#### Directions for this task
Omit the pictures from the entries below and retype everything else exactly.

(Collected data entries)
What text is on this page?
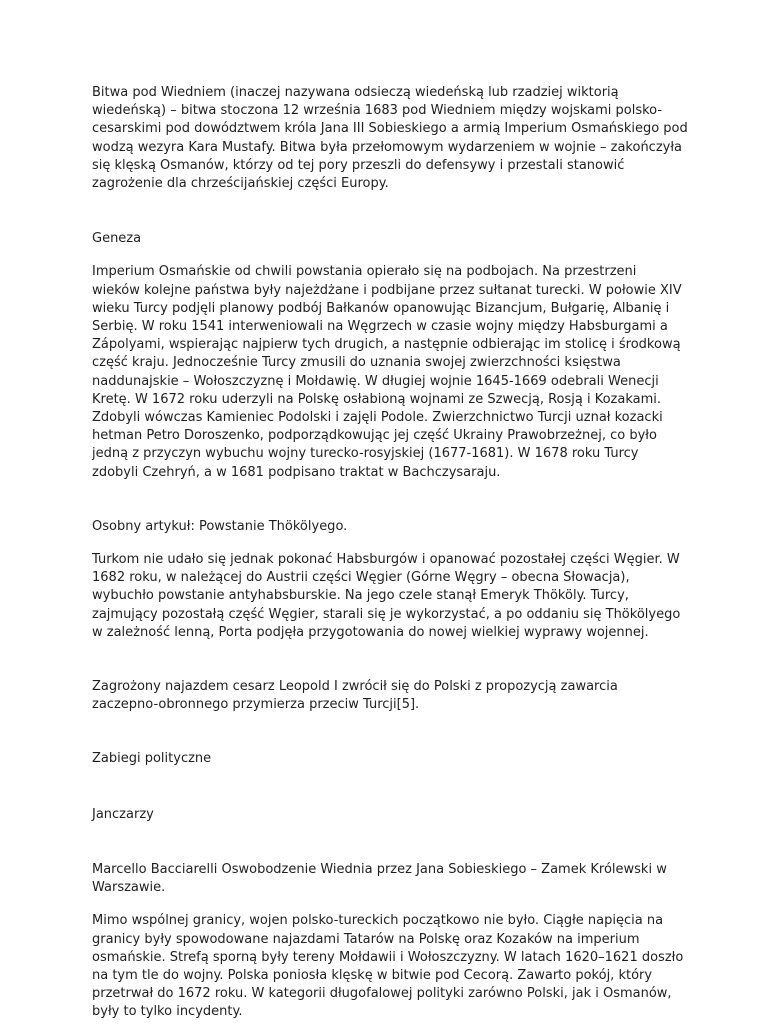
Bitwa pod Wiedniem (inaczej nazywana odsieczą wiedeńską lub rzadziej wiktorią wiedeńską) – bitwa stoczona 12 września 1683 pod Wiedniem między wojskami polsko-cesarskimi pod dowództwem króla Jana III Sobieskiego a armią Imperium Osmańskiego pod wodzą wezyra Kara Mustafy. Bitwa była przełomowym wydarzeniem w wojnie – zakończyła się klęską Osmanów, którzy od tej pory przeszli do defensywy i przestali stanowić zagrożenie dla chrześcijańskiej części Europy.

Geneza

Imperium Osmańskie od chwili powstania opierało się na podbojach. Na przestrzeni wieków kolejne państwa były najeżdżane i podbijane przez sułtanat turecki. W połowie XIV wieku Turcy podjęli planowy podbój Bałkanów opanowując Bizancjum, Bułgarię, Albanię i Serbię. W roku 1541 interweniowali na Węgrzech w czasie wojny między Habsburgami a Zápolyami, wspierając najpierw tych drugich, a następnie odbierając im stolicę i środkową część kraju. Jednocześnie Turcy zmusili do uznania swojej zwierzchności księstwa naddunajskie – Wołoszczyznę i Mołdawię. W długiej wojnie 1645-1669 odebrali Wenecji Kretę. W 1672 roku uderzyli na Polskę osłabioną wojnami ze Szwecją, Rosją i Kozakami. Zdobyli wówczas Kamieniec Podolski i zajęli Podole. Zwierzchnictwo Turcji uznał kozacki hetman Petro Doroszenko, podporządkowując jej część Ukrainy Prawobrzeżnej, co było jedną z przyczyn wybuchu wojny turecko-rosyjskiej (1677-1681). W 1678 roku Turcy zdobyli Czehryń, a w 1681 podpisano traktat w Bachczysaraju.

Osobny artykuł: Powstanie Thökölyego.

Turkom nie udało się jednak pokonać Habsburgów i opanować pozostałej części Węgier. W 1682 roku, w należącej do Austrii części Węgier (Górne Węgry – obecna Słowacja), wybuchło powstanie antyhabsburskie. Na jego czele stanął Emeryk Thököly. Turcy, zajmujący pozostałą część Węgier, starali się je wykorzystać, a po oddaniu się Thökölyego w zależność lenną, Porta podjęła przygotowania do nowej wielkiej wyprawy wojennej.

Zagrożony najazdem cesarz Leopold I zwrócił się do Polski z propozycją zawarcia zaczepno-obronnego przymierza przeciw Turcji[5].

Zabiegi polityczne

Janczarzy

Marcello Bacciarelli Oswobodzenie Wiednia przez Jana Sobieskiego – Zamek Królewski w Warszawie.

Mimo wspólnej granicy, wojen polsko-tureckich początkowo nie było. Ciągłe napięcia na granicy były spowodowane najazdami Tatarów na Polskę oraz Kozaków na imperium osmańskie. Strefą sporną były tereny Mołdawii i Wołoszczyzny. W latach 1620–1621 doszło na tym tle do wojny. Polska poniosła klęskę w bitwie pod Cecorą. Zawarto pokój, który przetrwał do 1672 roku. W kategorii długofalowej polityki zarówno Polski, jak i Osmanów, były to tylko incydenty.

#### Complete answer
What text is on this page?
Bitwa pod Wiedniem (inaczej nazywana odsieczą wiedeńską lub rzadziej wiktorią wiedeńską) – bitwa stoczona 12 września 1683 pod Wiedniem między wojskami polsko-cesarskimi pod dowództwem króla Jana III Sobieskiego a armią Imperium Osmańskiego pod wodzą wezyra Kara Mustafy. Bitwa była przełomowym wydarzeniem w wojnie – zakończyła się klęską Osmanów, którzy od tej pory przeszli do defensywy i przestali stanowić zagrożenie dla chrześcijańskiej części Europy.

Geneza

Imperium Osmańskie od chwili powstania opierało się na podbojach. Na przestrzeni wieków kolejne państwa były najeżdżane i podbijane przez sułtanat turecki. W połowie XIV wieku Turcy podjęli planowy podbój Bałkanów opanowując Bizancjum, Bułgarię, Albanię i Serbię. W roku 1541 interweniowali na Węgrzech w czasie wojny między Habsburgami a Zápolyami, wspierając najpierw tych drugich, a następnie odbierając im stolicę i środkową część kraju. Jednocześnie Turcy zmusili do uznania swojej zwierzchności księstwa naddunajskie – Wołoszczyznę i Mołdawię. W długiej wojnie 1645-1669 odebrali Wenecji Kretę. W 1672 roku uderzyli na Polskę osłabioną wojnami ze Szwecją, Rosją i Kozakami. Zdobyli wówczas Kamieniec Podolski i zajęli Podole. Zwierzchnictwo Turcji uznał kozacki hetman Petro Doroszenko, podporządkowując jej część Ukrainy Prawobrzeżnej, co było jedną z przyczyn wybuchu wojny turecko-rosyjskiej (1677-1681). W 1678 roku Turcy zdobyli Czehryń, a w 1681 podpisano traktat w Bachczysaraju.

Osobny artykuł: Powstanie Thökölyego.

Turkom nie udało się jednak pokonać Habsburgów i opanować pozostałej części Węgier. W 1682 roku, w należącej do Austrii części Węgier (Górne Węgry – obecna Słowacja), wybuchło powstanie antyhabsburskie. Na jego czele stanął Emeryk Thököly. Turcy, zajmujący pozostałą część Węgier, starali się je wykorzystać, a po oddaniu się Thökölyego w zależność lenną, Porta podjęła przygotowania do nowej wielkiej wyprawy wojennej.

Zagrożony najazdem cesarz Leopold I zwrócił się do Polski z propozycją zawarcia zaczepno-obronnego przymierza przeciw Turcji[5].

Zabiegi polityczne

Janczarzy

Marcello Bacciarelli Oswobodzenie Wiednia przez Jana Sobieskiego – Zamek Królewski w Warszawie.

Mimo wspólnej granicy, wojen polsko-tureckich początkowo nie było. Ciągłe napięcia na granicy były spowodowane najazdami Tatarów na Polskę oraz Kozaków na imperium osmańskie. Strefą sporną były tereny Mołdawii i Wołoszczyzny. W latach 1620–1621 doszło na tym tle do wojny. Polska poniosła klęskę w bitwie pod Cecorą. Zawarto pokój, który przetrwał do 1672 roku. W kategorii długofalowej polityki zarówno Polski, jak i Osmanów, były to tylko incydenty.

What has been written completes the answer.